What you are asked to do
Go through the records line by line and work out how many lines hold the word "repurposed". Answer with the number only.
--- begin Data in this exercise ---
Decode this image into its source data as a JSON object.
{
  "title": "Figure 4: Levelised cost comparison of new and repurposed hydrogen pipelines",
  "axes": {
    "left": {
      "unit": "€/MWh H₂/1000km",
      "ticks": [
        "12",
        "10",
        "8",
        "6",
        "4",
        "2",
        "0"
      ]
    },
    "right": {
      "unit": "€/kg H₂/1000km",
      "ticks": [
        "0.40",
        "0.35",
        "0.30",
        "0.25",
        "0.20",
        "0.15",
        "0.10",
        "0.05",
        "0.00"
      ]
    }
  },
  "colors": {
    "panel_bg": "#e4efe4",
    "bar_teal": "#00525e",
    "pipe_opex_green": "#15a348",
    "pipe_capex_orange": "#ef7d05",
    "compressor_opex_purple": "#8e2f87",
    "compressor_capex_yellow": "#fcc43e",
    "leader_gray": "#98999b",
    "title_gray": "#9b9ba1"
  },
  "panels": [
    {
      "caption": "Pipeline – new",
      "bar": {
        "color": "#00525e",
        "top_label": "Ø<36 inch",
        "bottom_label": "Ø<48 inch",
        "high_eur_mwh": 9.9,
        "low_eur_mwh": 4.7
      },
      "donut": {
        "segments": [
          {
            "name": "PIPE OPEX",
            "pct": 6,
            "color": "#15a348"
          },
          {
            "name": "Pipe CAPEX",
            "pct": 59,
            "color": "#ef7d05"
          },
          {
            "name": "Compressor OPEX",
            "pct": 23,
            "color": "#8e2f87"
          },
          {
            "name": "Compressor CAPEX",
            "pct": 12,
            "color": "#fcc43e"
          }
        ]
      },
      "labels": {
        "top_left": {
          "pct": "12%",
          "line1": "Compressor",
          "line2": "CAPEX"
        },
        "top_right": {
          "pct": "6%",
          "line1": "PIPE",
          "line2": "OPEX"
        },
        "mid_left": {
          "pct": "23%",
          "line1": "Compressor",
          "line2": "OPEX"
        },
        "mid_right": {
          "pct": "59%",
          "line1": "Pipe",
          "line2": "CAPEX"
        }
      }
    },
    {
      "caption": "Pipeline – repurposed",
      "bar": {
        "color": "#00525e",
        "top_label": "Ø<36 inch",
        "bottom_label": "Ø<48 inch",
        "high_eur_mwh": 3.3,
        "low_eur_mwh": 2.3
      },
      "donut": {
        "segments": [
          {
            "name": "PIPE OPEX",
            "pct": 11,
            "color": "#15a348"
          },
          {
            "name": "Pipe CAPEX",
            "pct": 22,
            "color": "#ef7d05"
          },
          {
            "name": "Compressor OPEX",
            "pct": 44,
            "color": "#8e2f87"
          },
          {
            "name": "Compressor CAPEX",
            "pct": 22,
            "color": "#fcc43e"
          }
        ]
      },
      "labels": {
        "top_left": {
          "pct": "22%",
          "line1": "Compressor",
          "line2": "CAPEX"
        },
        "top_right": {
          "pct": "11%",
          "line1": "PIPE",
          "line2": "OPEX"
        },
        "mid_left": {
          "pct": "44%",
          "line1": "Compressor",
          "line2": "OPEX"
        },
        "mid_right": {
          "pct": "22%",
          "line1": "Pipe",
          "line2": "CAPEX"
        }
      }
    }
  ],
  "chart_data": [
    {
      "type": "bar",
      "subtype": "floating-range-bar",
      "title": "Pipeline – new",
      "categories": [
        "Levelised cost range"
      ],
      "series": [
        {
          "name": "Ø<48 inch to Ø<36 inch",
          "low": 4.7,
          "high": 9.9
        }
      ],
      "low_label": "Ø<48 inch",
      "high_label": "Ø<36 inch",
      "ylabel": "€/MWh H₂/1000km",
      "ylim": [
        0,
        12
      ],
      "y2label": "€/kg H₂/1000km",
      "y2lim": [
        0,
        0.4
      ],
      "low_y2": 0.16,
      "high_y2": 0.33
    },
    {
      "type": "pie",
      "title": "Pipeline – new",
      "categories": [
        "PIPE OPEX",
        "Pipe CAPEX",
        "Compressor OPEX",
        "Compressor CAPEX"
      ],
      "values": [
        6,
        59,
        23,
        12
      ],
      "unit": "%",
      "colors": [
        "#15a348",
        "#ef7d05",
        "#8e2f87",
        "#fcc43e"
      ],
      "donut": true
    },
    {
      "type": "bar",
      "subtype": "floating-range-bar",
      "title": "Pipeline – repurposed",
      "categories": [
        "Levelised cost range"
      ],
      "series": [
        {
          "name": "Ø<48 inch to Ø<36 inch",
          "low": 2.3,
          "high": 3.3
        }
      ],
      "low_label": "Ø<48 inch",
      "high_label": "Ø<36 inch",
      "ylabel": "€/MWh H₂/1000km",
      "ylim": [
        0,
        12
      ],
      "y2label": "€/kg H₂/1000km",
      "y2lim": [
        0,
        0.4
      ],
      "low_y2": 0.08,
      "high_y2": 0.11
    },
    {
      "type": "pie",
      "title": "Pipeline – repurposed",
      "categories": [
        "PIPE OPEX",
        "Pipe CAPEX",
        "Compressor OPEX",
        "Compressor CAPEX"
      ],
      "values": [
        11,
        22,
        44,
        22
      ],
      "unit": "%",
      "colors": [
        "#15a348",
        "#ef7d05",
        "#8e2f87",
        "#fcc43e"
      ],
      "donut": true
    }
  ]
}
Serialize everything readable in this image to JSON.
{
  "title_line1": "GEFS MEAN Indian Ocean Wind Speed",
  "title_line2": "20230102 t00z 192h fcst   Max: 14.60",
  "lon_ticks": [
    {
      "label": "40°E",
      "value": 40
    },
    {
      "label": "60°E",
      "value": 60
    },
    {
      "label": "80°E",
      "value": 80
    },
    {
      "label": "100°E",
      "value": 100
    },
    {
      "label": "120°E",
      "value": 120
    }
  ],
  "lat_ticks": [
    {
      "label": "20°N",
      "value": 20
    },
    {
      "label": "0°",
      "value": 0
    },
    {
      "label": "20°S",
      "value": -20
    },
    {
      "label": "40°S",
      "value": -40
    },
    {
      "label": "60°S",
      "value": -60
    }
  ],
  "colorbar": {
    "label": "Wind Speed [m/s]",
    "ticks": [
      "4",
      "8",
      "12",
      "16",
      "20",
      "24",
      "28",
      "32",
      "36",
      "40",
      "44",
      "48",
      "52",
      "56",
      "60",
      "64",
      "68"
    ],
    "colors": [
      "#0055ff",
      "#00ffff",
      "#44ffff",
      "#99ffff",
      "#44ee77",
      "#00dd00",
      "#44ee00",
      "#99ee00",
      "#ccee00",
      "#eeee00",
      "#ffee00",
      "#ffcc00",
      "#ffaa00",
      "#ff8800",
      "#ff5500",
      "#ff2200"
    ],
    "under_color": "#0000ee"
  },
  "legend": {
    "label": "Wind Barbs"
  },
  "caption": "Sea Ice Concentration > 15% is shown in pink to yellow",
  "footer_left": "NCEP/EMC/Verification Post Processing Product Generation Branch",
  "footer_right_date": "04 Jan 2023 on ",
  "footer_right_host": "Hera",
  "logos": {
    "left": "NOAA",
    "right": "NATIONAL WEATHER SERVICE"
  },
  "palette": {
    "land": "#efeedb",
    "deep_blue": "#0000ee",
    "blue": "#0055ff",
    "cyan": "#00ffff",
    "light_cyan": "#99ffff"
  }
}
--- end Data in this exercise ---
Exercise answer
4